• 요구 사항:
아래 데이터 전체를 한 줄당 문자열 하나씩 담은 JSON 목록으로 변환해 주시겠어요? 빈 줄은 넣지 마세요.
----
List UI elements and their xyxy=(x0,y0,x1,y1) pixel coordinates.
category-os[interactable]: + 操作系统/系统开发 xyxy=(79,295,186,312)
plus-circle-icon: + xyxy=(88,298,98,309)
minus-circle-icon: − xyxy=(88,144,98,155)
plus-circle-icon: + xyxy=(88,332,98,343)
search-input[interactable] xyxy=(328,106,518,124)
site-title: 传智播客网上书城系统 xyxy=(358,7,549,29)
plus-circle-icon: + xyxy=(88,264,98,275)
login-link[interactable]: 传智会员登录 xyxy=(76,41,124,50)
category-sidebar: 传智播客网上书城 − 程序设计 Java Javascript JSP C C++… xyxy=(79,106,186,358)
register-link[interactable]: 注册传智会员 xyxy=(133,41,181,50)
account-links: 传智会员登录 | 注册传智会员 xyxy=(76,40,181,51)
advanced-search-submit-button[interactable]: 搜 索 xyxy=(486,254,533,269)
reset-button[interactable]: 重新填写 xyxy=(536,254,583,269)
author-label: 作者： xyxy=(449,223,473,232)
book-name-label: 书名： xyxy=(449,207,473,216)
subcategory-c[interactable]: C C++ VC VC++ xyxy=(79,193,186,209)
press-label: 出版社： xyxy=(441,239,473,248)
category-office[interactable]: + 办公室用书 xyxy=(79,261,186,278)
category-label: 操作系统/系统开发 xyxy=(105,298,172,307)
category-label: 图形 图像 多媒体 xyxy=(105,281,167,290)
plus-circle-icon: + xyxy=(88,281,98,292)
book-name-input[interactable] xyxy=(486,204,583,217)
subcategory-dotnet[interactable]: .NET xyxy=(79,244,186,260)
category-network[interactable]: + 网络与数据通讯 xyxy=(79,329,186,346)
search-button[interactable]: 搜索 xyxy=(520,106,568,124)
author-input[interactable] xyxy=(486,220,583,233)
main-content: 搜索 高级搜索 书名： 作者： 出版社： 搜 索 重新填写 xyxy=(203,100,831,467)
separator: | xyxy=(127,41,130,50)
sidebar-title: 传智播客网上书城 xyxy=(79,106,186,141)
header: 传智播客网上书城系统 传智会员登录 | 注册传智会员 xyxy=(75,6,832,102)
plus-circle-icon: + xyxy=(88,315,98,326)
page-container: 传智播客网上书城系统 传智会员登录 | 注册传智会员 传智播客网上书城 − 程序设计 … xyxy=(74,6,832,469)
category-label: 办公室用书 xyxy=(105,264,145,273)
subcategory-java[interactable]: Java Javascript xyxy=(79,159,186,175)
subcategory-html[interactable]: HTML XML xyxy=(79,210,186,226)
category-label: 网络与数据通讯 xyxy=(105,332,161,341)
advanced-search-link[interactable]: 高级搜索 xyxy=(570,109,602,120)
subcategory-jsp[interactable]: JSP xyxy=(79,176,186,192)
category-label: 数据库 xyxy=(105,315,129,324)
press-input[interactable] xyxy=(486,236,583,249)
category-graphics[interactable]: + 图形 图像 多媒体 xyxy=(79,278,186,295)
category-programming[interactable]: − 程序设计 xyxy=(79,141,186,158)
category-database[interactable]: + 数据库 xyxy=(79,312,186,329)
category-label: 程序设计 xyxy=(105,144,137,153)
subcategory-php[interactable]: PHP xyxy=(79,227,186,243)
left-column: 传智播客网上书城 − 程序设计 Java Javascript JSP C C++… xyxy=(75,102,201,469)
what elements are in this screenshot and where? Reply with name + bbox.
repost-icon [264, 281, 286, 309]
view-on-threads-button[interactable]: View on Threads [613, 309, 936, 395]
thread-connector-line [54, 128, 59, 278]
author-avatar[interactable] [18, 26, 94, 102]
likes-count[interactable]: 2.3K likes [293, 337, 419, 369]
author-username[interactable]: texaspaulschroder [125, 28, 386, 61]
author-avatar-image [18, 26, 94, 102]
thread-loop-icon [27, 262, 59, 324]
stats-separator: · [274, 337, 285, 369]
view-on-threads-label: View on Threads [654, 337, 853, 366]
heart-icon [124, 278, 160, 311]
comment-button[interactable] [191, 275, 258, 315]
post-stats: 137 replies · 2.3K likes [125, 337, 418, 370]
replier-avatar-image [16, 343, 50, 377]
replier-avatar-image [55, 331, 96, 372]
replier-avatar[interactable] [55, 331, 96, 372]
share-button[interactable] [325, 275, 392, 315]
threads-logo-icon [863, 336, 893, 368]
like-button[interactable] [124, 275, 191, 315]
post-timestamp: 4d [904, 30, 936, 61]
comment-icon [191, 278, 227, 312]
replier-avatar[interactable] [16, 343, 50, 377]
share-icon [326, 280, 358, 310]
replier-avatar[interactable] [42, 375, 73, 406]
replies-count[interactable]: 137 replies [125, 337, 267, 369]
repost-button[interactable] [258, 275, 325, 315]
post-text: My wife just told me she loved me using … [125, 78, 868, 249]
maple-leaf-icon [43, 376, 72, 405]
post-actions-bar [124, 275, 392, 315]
----
• 전체 출력:
[
  "List UI elements and their xyxy=(x0,y0,x1,y1) pixel coordinates.",
  "category-os[interactable]: + 操作系统/系统开发 xyxy=(79,295,186,312)",
  "plus-circle-icon: + xyxy=(88,298,98,309)",
  "minus-circle-icon: − xyxy=(88,144,98,155)",
  "plus-circle-icon: + xyxy=(88,332,98,343)",
  "search-input[interactable] xyxy=(328,106,518,124)",
  "site-title: 传智播客网上书城系统 xyxy=(358,7,549,29)",
  "plus-circle-icon: + xyxy=(88,264,98,275)",
  "login-link[interactable]: 传智会员登录 xyxy=(76,41,124,50)",
  "category-sidebar: 传智播客网上书城 − 程序设计 Java Javascript JSP C C++… xyxy=(79,106,186,358)",
  "register-link[interactable]: 注册传智会员 xyxy=(133,41,181,50)",
  "account-links: 传智会员登录 | 注册传智会员 xyxy=(76,40,181,51)",
  "advanced-search-submit-button[interactable]: 搜 索 xyxy=(486,254,533,269)",
  "reset-button[interactable]: 重新填写 xyxy=(536,254,583,269)",
  "author-label: 作者： xyxy=(449,223,473,232)",
  "book-name-label: 书名： xyxy=(449,207,473,216)",
  "subcategory-c[interactable]: C C++ VC VC++ xyxy=(79,193,186,209)",
  "press-label: 出版社： xyxy=(441,239,473,248)",
  "category-office[interactable]: + 办公室用书 xyxy=(79,261,186,278)",
  "category-label: 操作系统/系统开发 xyxy=(105,298,172,307)",
  "category-label: 图形 图像 多媒体 xyxy=(105,281,167,290)",
  "plus-circle-icon: + xyxy=(88,281,98,292)",
  "book-name-input[interactable] xyxy=(486,204,583,217)",
  "subcategory-dotnet[interactable]: .NET xyxy=(79,244,186,260)",
  "category-network[interactable]: + 网络与数据通讯 xyxy=(79,329,186,346)",
  "search-button[interactable]: 搜索 xyxy=(520,106,568,124)",
  "author-input[interactable] xyxy=(486,220,583,233)",
  "main-content: 搜索 高级搜索 书名： 作者： 出版社： 搜 索 重新填写 xyxy=(203,100,831,467)",
  "separator: | xyxy=(127,41,130,50)",
  "sidebar-title: 传智播客网上书城 xyxy=(79,106,186,141)",
  "header: 传智播客网上书城系统 传智会员登录 | 注册传智会员 xyxy=(75,6,832,102)",
  "plus-circle-icon: + xyxy=(88,315,98,326)",
  "page-container: 传智播客网上书城系统 传智会员登录 | 注册传智会员 传智播客网上书城 − 程序设计 … xyxy=(74,6,832,469)",
  "category-label: 办公室用书 xyxy=(105,264,145,273)",
  "subcategory-java[interactable]: Java Javascript xyxy=(79,159,186,175)",
  "subcategory-html[interactable]: HTML XML xyxy=(79,210,186,226)",
  "category-label: 网络与数据通讯 xyxy=(105,332,161,341)",
  "advanced-search-link[interactable]: 高级搜索 xyxy=(570,109,602,120)",
  "subcategory-jsp[interactable]: JSP xyxy=(79,176,186,192)",
  "category-label: 数据库 xyxy=(105,315,129,324)",
  "press-input[interactable] xyxy=(486,236,583,249)",
  "category-graphics[interactable]: + 图形 图像 多媒体 xyxy=(79,278,186,295)",
  "category-programming[interactable]: − 程序设计 xyxy=(79,141,186,158)",
  "category-database[interactable]: + 数据库 xyxy=(79,312,186,329)",
  "category-label: 程序设计 xyxy=(105,144,137,153)",
  "subcategory-php[interactable]: PHP xyxy=(79,227,186,243)",
  "left-column: 传智播客网上书城 − 程序设计 Java Javascript JSP C C++… xyxy=(75,102,201,469)",
  "what elements are in this screenshot and where? Reply with name + bbox.",
  "repost-icon [264, 281, 286, 309]",
  "view-on-threads-button[interactable]: View on Threads [613, 309, 936, 395]",
  "thread-connector-line [54, 128, 59, 278]",
  "author-avatar[interactable] [18, 26, 94, 102]",
  "likes-count[interactable]: 2.3K likes [293, 337, 419, 369]",
  "author-username[interactable]: texaspaulschroder [125, 28, 386, 61]",
  "author-avatar-image [18, 26, 94, 102]",
  "thread-loop-icon [27, 262, 59, 324]",
  "stats-separator: · [274, 337, 285, 369]",
  "view-on-threads-label: View on Threads [654, 337, 853, 366]",
  "heart-icon [124, 278, 160, 311]",
  "comment-button[interactable] [191, 275, 258, 315]",
  "post-stats: 137 replies · 2.3K likes [125, 337, 418, 370]",
  "replier-avatar-image [16, 343, 50, 377]",
  "replier-avatar-image [55, 331, 96, 372]",
  "replier-avatar[interactable] [55, 331, 96, 372]",
  "share-button[interactable] [325, 275, 392, 315]",
  "threads-logo-icon [863, 336, 893, 368]",
  "like-button[interactable] [124, 275, 191, 315]",
  "post-timestamp: 4d [904, 30, 936, 61]",
  "comment-icon [191, 278, 227, 312]",
  "replier-avatar[interactable] [16, 343, 50, 377]",
  "share-icon [326, 280, 358, 310]",
  "replier-avatar[interactable] [42, 375, 73, 406]",
  "replies-count[interactable]: 137 replies [125, 337, 267, 369]",
  "repost-button[interactable] [258, 275, 325, 315]",
  "post-text: My wife just told me she loved me using … [125, 78, 868, 249]",
  "maple-leaf-icon [43, 376, 72, 405]",
  "post-actions-bar [124, 275, 392, 315]"
]